WHAT IS NEEDED:
In the entries below, find every line with "JSON" and copy it.

————

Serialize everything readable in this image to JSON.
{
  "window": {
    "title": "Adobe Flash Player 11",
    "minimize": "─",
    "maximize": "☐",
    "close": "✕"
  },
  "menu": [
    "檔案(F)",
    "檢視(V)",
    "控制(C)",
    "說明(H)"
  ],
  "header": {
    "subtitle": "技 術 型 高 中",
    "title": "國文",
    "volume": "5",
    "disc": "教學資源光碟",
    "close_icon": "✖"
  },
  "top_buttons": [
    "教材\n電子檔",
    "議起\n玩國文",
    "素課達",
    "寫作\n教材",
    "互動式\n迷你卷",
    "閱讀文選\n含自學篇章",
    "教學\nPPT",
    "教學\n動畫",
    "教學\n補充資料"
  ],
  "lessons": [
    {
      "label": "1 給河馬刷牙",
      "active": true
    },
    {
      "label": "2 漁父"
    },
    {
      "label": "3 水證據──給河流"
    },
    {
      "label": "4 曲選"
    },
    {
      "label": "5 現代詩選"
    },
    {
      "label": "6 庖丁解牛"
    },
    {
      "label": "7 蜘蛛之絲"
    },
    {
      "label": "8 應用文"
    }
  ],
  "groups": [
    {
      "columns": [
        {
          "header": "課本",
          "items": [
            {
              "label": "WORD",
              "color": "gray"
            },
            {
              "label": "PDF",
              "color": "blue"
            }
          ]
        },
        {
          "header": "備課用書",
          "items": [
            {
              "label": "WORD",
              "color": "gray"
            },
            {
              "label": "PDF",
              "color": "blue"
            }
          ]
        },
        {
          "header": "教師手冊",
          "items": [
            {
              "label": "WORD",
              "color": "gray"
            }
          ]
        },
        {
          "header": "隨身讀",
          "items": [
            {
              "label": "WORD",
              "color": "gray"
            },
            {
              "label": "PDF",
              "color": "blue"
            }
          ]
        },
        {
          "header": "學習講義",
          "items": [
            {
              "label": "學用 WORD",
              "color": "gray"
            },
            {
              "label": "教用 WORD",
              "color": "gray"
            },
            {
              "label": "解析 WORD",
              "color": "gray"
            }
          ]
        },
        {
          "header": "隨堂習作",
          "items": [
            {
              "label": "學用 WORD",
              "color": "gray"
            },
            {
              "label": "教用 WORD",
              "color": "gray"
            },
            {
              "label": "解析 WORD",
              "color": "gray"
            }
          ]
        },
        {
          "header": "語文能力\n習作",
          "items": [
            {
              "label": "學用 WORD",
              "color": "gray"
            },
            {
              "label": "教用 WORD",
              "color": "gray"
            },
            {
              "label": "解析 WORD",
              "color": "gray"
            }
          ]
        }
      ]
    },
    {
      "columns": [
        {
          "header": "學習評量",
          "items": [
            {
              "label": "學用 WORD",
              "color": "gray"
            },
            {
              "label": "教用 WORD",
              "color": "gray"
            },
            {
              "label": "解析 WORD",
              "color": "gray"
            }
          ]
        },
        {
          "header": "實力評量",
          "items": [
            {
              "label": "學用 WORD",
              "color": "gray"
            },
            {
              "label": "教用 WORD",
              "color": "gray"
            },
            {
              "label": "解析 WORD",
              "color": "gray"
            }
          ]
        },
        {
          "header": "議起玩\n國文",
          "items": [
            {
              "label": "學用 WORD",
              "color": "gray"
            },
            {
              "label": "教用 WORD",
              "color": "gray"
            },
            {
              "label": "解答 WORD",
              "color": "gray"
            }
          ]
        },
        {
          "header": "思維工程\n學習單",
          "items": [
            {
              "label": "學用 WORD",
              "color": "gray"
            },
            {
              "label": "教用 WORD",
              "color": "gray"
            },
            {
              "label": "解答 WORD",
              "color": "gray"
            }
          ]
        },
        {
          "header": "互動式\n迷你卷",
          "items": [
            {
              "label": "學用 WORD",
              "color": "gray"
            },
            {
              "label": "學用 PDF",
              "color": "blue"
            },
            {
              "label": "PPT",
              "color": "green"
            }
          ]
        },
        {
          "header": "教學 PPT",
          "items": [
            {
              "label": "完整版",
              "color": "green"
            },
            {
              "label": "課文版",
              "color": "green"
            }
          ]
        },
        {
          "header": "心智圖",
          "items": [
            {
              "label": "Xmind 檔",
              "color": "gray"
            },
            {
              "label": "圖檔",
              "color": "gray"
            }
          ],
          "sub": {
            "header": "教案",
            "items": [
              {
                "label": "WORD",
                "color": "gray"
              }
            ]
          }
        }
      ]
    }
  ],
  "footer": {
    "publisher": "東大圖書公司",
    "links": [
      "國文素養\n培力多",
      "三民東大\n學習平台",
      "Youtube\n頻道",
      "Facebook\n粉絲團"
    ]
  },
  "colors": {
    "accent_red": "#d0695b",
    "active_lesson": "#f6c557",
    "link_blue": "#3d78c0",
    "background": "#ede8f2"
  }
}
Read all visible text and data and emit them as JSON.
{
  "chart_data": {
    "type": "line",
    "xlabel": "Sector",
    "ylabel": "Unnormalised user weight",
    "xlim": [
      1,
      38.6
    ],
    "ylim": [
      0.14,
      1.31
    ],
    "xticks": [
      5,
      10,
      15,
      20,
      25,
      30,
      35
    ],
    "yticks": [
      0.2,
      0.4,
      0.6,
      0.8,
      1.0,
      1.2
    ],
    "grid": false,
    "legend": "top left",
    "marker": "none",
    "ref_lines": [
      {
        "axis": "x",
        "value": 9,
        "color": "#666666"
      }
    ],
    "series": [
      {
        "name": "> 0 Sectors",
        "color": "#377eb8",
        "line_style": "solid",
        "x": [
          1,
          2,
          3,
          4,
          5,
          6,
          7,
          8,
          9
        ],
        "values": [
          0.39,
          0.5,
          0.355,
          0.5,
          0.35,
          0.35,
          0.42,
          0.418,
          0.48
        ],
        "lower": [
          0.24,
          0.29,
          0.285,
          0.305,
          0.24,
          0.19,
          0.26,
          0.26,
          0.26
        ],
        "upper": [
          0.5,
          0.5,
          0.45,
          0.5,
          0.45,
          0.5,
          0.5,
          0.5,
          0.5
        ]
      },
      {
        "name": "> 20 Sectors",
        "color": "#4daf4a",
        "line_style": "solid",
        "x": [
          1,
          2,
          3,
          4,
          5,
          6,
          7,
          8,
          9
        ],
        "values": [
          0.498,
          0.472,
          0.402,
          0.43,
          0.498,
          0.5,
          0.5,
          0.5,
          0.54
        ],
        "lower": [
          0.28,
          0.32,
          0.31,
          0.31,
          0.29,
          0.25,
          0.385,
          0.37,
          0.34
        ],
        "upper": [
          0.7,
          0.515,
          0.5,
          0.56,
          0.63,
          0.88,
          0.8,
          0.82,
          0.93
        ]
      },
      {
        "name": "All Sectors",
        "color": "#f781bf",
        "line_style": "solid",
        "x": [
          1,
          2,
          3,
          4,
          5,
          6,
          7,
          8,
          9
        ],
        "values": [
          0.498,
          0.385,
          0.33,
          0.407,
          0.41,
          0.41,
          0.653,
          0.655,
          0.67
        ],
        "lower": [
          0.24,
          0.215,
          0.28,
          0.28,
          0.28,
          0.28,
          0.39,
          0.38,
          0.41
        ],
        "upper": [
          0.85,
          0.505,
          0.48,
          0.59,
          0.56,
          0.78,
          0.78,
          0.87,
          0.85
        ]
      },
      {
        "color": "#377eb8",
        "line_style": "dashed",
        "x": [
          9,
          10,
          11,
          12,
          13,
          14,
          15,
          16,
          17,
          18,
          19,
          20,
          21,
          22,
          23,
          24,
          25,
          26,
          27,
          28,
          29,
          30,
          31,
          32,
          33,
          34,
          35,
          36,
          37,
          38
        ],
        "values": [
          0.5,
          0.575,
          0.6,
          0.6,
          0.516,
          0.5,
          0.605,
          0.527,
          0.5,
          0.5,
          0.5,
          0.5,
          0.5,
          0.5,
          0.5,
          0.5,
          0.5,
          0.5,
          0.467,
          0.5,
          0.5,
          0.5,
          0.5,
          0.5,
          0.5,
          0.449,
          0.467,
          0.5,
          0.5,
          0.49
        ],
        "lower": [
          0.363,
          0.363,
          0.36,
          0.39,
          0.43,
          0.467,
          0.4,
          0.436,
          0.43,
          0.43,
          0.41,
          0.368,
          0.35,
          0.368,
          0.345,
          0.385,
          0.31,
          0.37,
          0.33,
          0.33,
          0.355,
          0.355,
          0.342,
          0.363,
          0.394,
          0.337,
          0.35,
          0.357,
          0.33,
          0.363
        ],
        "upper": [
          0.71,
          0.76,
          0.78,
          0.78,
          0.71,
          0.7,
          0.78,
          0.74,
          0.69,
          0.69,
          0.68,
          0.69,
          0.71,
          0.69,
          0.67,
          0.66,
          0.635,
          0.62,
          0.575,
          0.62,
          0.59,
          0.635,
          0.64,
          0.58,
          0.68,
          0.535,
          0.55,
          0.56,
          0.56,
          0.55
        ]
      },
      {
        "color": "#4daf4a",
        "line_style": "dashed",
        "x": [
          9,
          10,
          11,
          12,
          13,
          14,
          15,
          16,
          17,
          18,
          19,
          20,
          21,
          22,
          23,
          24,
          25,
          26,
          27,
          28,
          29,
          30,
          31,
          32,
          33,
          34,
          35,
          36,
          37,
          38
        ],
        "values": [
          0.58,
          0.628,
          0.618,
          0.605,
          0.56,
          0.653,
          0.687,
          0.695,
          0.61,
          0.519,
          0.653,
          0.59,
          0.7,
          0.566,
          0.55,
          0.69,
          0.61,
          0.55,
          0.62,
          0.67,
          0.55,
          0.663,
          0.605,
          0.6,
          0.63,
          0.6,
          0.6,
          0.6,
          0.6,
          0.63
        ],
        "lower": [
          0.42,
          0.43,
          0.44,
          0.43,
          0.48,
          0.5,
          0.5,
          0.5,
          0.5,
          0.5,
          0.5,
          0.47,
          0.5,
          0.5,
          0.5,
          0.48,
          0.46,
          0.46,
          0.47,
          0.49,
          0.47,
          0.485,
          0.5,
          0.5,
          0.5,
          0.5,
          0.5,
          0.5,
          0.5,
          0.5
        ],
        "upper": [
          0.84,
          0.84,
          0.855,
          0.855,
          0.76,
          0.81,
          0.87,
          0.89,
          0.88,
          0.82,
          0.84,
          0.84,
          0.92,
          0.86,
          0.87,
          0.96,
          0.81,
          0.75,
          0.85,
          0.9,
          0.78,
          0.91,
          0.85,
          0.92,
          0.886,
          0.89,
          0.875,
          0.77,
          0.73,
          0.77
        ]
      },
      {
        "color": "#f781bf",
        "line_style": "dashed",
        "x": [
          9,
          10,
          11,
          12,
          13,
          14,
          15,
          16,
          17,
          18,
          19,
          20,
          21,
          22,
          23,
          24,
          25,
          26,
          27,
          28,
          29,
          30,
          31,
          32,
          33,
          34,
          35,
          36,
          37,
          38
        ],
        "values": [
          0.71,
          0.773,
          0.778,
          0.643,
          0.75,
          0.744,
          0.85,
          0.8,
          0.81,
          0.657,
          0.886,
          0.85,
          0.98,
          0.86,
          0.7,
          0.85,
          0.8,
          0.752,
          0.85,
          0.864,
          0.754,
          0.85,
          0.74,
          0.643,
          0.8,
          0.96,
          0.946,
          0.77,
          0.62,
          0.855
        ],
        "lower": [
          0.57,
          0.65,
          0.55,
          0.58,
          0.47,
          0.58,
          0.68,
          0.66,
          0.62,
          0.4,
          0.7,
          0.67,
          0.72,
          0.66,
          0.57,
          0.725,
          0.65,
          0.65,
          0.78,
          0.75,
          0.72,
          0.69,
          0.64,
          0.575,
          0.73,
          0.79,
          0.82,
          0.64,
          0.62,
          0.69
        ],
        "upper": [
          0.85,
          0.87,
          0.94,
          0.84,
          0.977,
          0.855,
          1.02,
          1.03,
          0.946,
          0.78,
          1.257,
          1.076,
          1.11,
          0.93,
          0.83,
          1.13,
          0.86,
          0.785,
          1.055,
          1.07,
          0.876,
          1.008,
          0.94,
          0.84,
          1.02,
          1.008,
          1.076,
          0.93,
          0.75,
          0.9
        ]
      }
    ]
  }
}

————

OUTPUT OF THE TASK:
Serialize everything readable in this image to JSON.
Read all visible text and data and emit them as JSON.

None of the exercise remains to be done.